Rows from a dataset:
--- START ---
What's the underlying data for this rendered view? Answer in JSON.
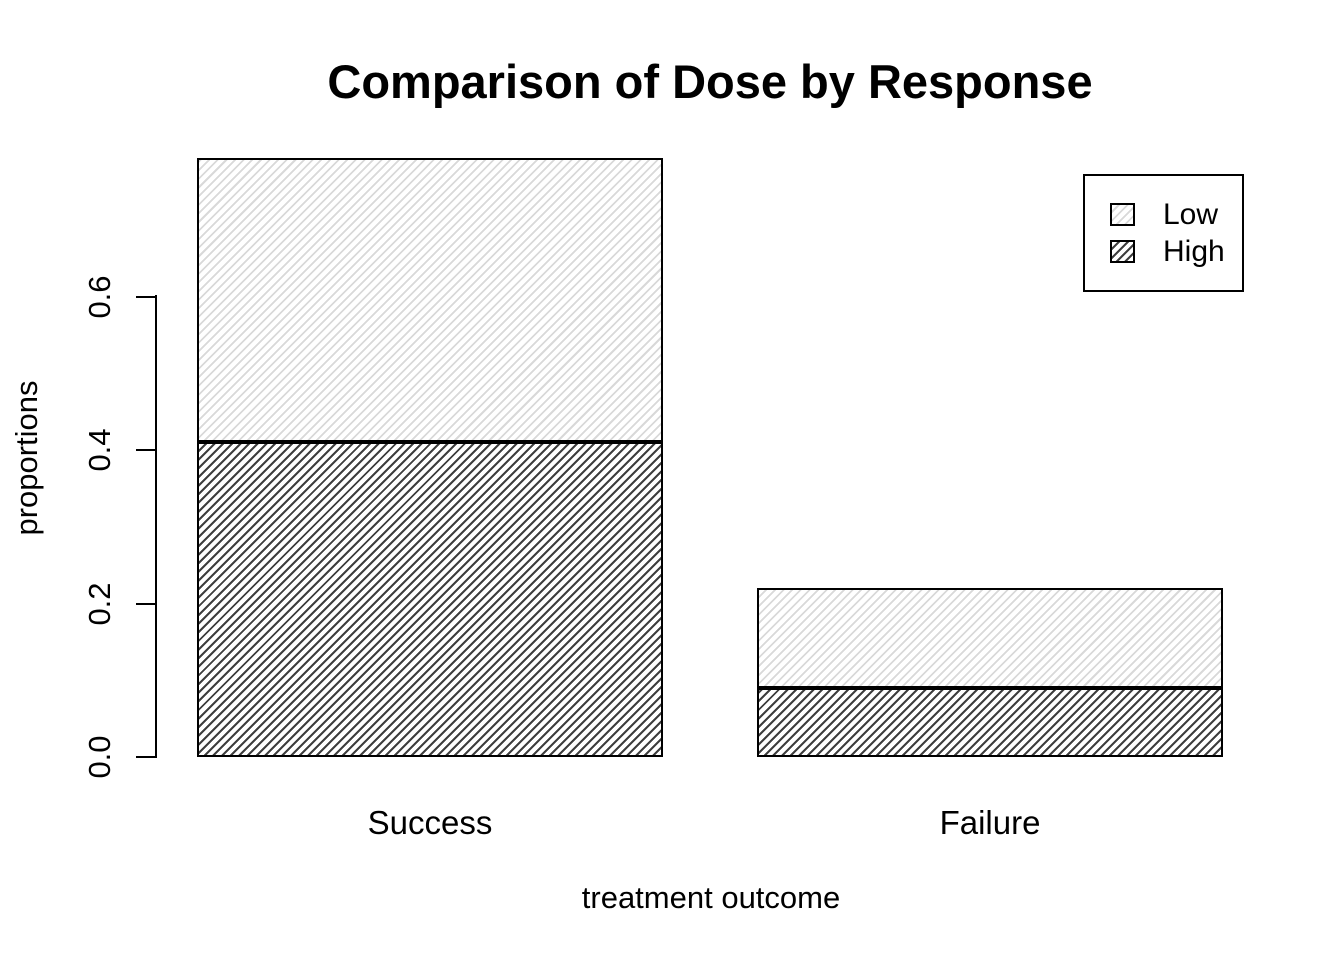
{
  "title": "Comparison of Dose by Response",
  "y_axis": {
    "label": "proportions",
    "tick_labels": [
      "0.0",
      "0.2",
      "0.4",
      "0.6"
    ],
    "tick_values": [
      0.0,
      0.2,
      0.4,
      0.6
    ]
  },
  "x_axis": {
    "label": "treatment outcome",
    "categories": [
      "Success",
      "Failure"
    ]
  },
  "legend": {
    "items": [
      {
        "label": "Low",
        "hatch": "light"
      },
      {
        "label": "High",
        "hatch": "dark"
      }
    ]
  },
  "colors": {
    "hatch_light": "#d9d9d9",
    "hatch_dark": "#3f3f3f",
    "stroke": "#000000",
    "background": "#ffffff"
  },
  "chart_data": {
    "type": "bar",
    "stacked": true,
    "categories": [
      "Success",
      "Failure"
    ],
    "series": [
      {
        "name": "High",
        "hatch": "dark",
        "values": [
          0.41,
          0.09
        ]
      },
      {
        "name": "Low",
        "hatch": "light",
        "values": [
          0.37,
          0.13
        ]
      }
    ],
    "stack_order_bottom_to_top": [
      "High",
      "Low"
    ],
    "bar_totals": [
      0.78,
      0.22
    ],
    "title": "Comparison of Dose by Response",
    "xlabel": "treatment outcome",
    "ylabel": "proportions",
    "ylim": [
      0,
      0.78
    ],
    "yticks": [
      0.0,
      0.2,
      0.4,
      0.6
    ],
    "grid": false,
    "legend_position": "top-right"
  }
}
--- END ---
Work to be completed: Return, from the data, each line that has the word "outcome" in it.

The completed task:
    "label": "treatment outcome",
    "xlabel": "treatment outcome",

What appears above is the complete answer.